Raw records

-- start --

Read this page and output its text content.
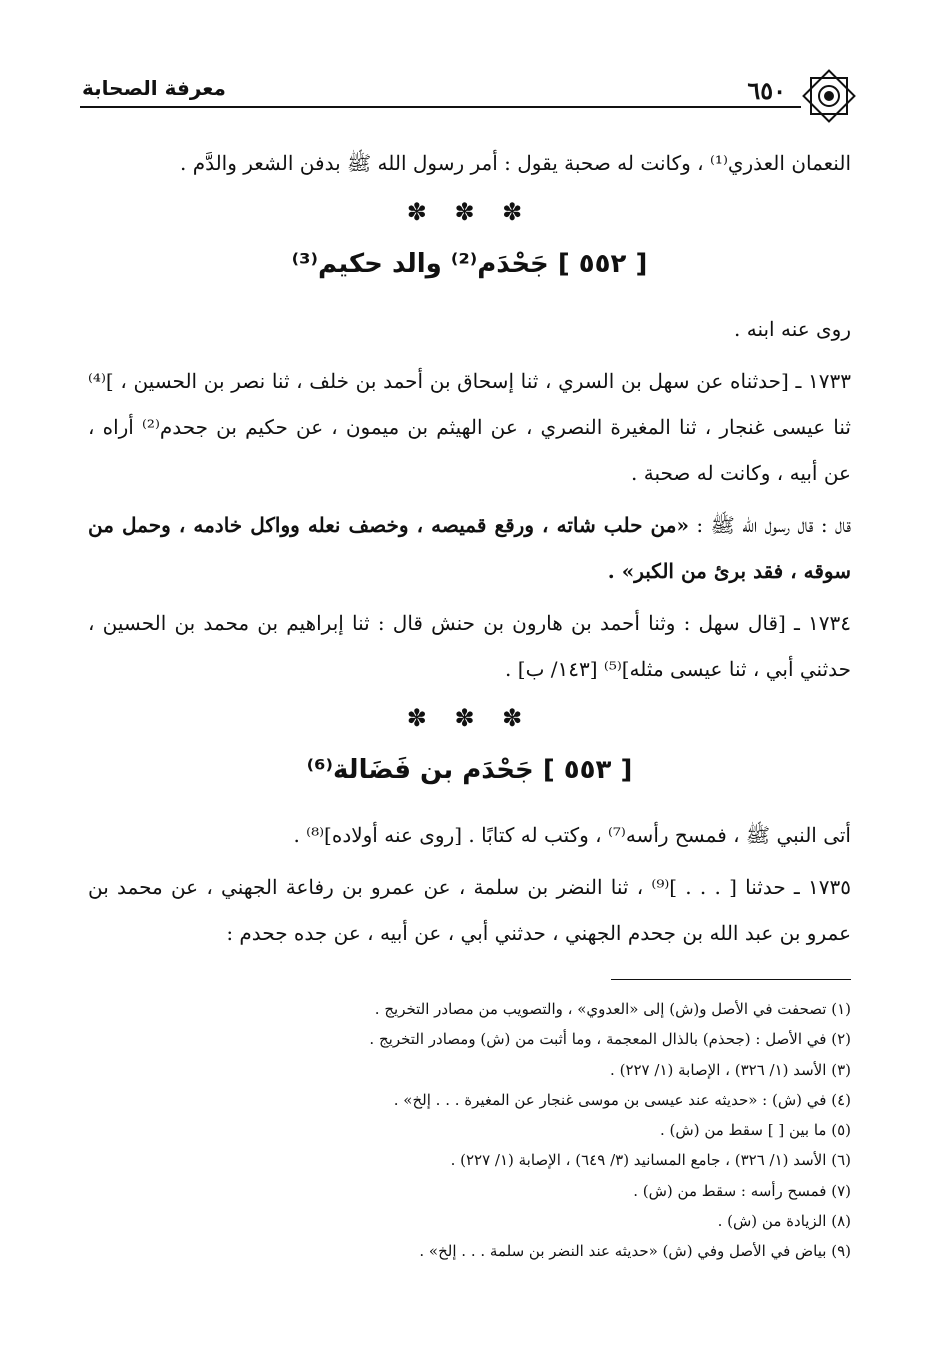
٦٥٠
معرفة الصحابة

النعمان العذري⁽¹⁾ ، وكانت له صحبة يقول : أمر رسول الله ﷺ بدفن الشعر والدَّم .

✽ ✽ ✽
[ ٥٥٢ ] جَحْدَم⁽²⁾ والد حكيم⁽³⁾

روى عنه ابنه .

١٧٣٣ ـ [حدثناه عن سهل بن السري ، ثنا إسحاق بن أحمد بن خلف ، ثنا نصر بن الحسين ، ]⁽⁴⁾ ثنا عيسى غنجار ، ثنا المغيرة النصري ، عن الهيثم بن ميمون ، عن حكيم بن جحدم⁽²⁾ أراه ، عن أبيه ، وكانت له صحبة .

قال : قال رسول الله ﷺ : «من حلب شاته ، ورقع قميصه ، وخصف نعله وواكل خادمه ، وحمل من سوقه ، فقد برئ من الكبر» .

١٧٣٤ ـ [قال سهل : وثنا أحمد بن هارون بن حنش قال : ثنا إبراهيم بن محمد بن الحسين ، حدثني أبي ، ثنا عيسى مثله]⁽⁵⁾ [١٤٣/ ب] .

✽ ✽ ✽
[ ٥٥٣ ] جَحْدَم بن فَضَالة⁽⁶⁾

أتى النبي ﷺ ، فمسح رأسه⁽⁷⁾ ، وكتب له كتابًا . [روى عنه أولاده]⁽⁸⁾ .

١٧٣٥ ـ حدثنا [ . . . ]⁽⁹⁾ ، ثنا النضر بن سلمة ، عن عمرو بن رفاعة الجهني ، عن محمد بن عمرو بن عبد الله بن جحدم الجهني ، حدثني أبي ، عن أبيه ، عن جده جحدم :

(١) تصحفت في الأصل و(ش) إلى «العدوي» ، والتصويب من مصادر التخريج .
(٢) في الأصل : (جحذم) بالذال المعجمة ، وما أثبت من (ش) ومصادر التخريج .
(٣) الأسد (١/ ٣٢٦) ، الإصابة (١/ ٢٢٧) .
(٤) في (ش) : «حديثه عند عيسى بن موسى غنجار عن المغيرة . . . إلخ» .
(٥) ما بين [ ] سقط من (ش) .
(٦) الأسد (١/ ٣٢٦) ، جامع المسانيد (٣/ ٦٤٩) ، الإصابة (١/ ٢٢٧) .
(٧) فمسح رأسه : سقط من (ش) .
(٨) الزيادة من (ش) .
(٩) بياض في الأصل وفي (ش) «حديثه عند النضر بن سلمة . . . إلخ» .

-- end --

What you will do:
From the data, collect all lines where the string "فمسح" appears.

Task result:
أتى النبي ﷺ ، فمسح رأسه⁽⁷⁾ ، وكتب له كتابًا . [روى عنه أولاده]⁽⁸⁾ .
(٧) فمسح رأسه : سقط من (ش) .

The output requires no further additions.